** Start Entries supplied **

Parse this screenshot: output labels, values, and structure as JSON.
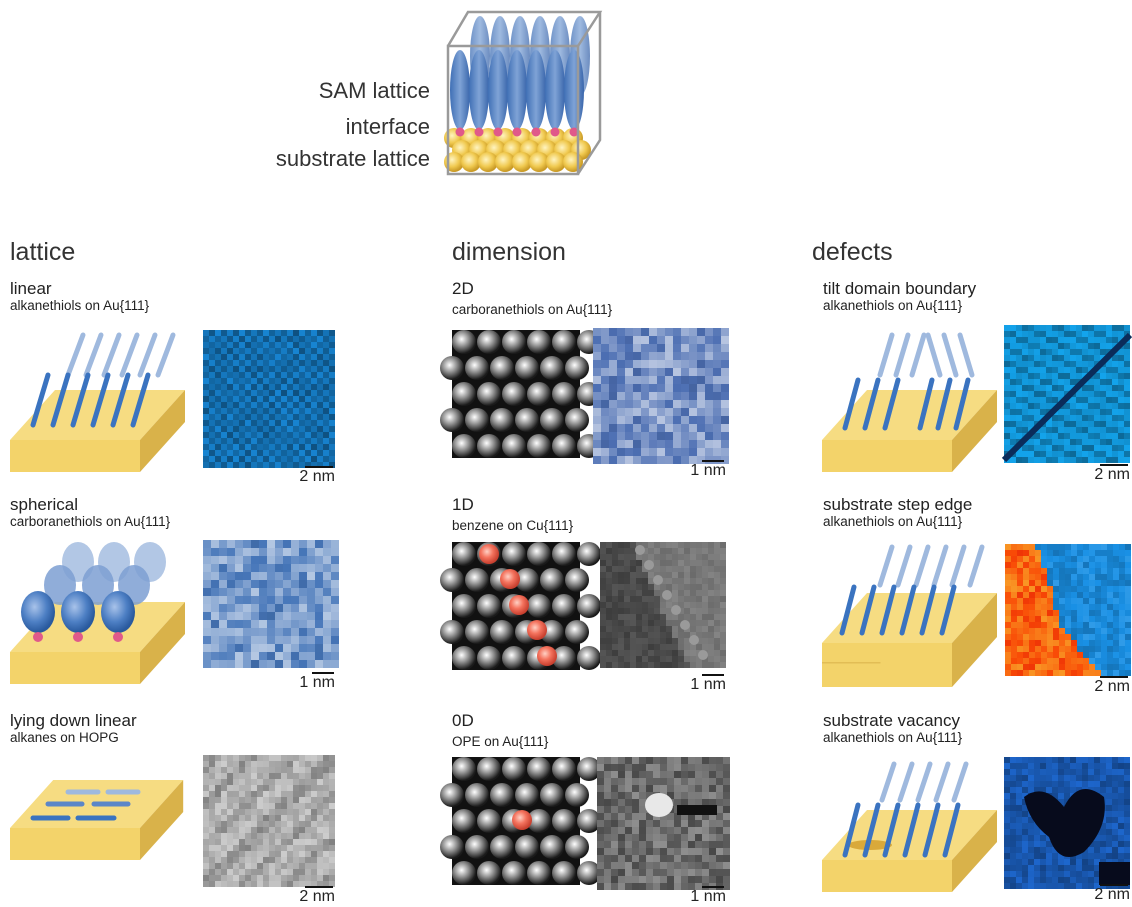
{
  "header": {
    "labels": [
      "SAM lattice",
      "interface",
      "substrate lattice"
    ]
  },
  "columns": [
    {
      "title": "lattice",
      "items": [
        {
          "title": "linear",
          "subtitle": "alkanethiols on Au{111}",
          "scale": "2 nm",
          "image": "stm-blue-dense"
        },
        {
          "title": "spherical",
          "subtitle": "carboranethiols on Au{111}",
          "scale": "1 nm",
          "image": "stm-blue-light"
        },
        {
          "title": "lying down linear",
          "subtitle": "alkanes on HOPG",
          "scale": "2 nm",
          "image": "stm-gray-stripes"
        }
      ]
    },
    {
      "title": "dimension",
      "items": [
        {
          "title": "2D",
          "subtitle": "carboranethiols on Au{111}",
          "scale": "1 nm",
          "image": "stm-blue-light"
        },
        {
          "title": "1D",
          "subtitle": "benzene on Cu{111}",
          "scale": "1 nm",
          "image": "stm-gray-step"
        },
        {
          "title": "0D",
          "subtitle": "OPE on Au{111}",
          "scale": "1 nm",
          "image": "stm-gray-bright-spot"
        }
      ]
    },
    {
      "title": "defects",
      "items": [
        {
          "title": "tilt domain boundary",
          "subtitle": "alkanethiols on Au{111}",
          "scale": "2 nm",
          "image": "stm-blue-boundary"
        },
        {
          "title": "substrate step edge",
          "subtitle": "alkanethiols on Au{111}",
          "scale": "2 nm",
          "image": "stm-orange-blue-step"
        },
        {
          "title": "substrate vacancy",
          "subtitle": "alkanethiols on Au{111}",
          "scale": "2 nm",
          "image": "stm-blue-vacancy"
        }
      ]
    }
  ],
  "colors": {
    "gold": "#f3d36a",
    "gold_dark": "#d9b24a",
    "molecule_blue": "#3a73c0",
    "molecule_light": "#9fb9de",
    "highlight_red": "#ef6a5a",
    "anchor_pink": "#e0598a"
  }
}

** End Entries supplied **

> [Exercise description]: Report how many lines in the records hold the word "gray", giving the number and nothing else.

> [The reply]: 3